What is expected: Transcribe the records exactly. Pictures do not belong in the transcription.

======

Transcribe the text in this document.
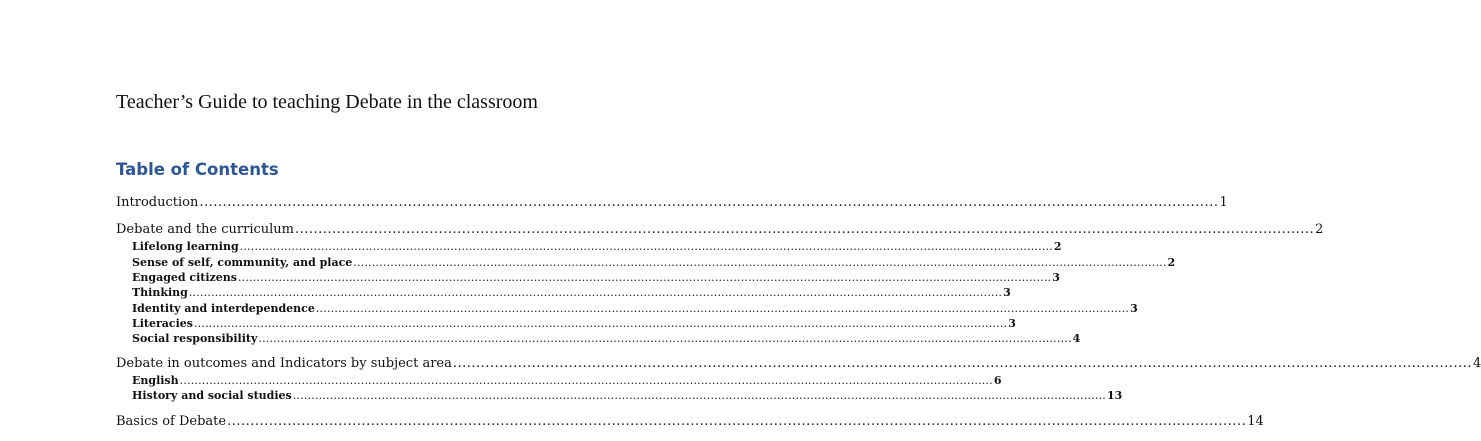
Teacher’s Guide to teaching Debate in the classroom
Table of Contents
Introduction ............................................................................................................................................................................................................................ 1
Debate and the curriculum ............................................................................................................................................................................................................................ 2
Lifelong learning ............................................................................................................................................................................................................................ 2
Sense of self, community, and place ............................................................................................................................................................................................................................ 2
Engaged citizens ............................................................................................................................................................................................................................ 3
Thinking ............................................................................................................................................................................................................................ 3
Identity and interdependence ............................................................................................................................................................................................................................ 3
Literacies ............................................................................................................................................................................................................................ 3
Social responsibility ............................................................................................................................................................................................................................ 4
Debate in outcomes and Indicators by subject area ............................................................................................................................................................................................................................ 4
English ............................................................................................................................................................................................................................ 6
History and social studies ............................................................................................................................................................................................................................ 13
Basics of Debate ............................................................................................................................................................................................................................ 14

======

Exercise response:
Transcribe the text in this document.
Teacher’s Guide to teaching Debate in the classroom
Table of Contents
Introduction ............................................................................................................................................................................................................................ 1
Debate and the curriculum ............................................................................................................................................................................................................................ 2
Lifelong learning ............................................................................................................................................................................................................................ 2
Sense of self, community, and place ............................................................................................................................................................................................................................ 2
Engaged citizens ............................................................................................................................................................................................................................ 3
Thinking ............................................................................................................................................................................................................................ 3
Identity and interdependence ............................................................................................................................................................................................................................ 3
Literacies ............................................................................................................................................................................................................................ 3
Social responsibility ............................................................................................................................................................................................................................ 4
Debate in outcomes and Indicators by subject area ............................................................................................................................................................................................................................ 4
English ............................................................................................................................................................................................................................ 6
History and social studies ............................................................................................................................................................................................................................ 13
Basics of Debate ............................................................................................................................................................................................................................ 14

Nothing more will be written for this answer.